▸ **WRITTEN REQUEST**: Using the listing below, please gather every line containing the word "Done".
[Start THE INPUT]
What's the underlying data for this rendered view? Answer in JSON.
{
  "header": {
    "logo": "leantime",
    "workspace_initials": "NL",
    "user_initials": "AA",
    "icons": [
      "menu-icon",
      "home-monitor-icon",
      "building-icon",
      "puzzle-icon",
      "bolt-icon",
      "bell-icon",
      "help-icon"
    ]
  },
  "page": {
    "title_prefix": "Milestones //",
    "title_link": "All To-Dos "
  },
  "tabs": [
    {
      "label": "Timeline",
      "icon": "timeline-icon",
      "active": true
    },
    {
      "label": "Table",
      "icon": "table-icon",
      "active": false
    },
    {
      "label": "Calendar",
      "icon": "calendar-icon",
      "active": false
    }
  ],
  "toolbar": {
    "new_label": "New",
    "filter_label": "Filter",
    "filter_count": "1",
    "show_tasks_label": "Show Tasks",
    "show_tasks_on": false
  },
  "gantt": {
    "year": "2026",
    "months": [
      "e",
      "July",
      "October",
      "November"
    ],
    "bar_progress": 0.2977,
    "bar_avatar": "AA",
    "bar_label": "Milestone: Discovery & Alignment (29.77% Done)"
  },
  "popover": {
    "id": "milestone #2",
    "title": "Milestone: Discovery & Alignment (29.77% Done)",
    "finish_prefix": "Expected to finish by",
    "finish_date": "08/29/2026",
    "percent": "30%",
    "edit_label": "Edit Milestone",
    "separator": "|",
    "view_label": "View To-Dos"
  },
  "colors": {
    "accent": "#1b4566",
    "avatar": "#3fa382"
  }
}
[End THE INPUT]
▸ **SOLUTION TO THE EXERCISE**:
    "bar_label": "Milestone: Discovery & Alignment (29.77% Done)"
    "title": "Milestone: Discovery & Alignment (29.77% Done)",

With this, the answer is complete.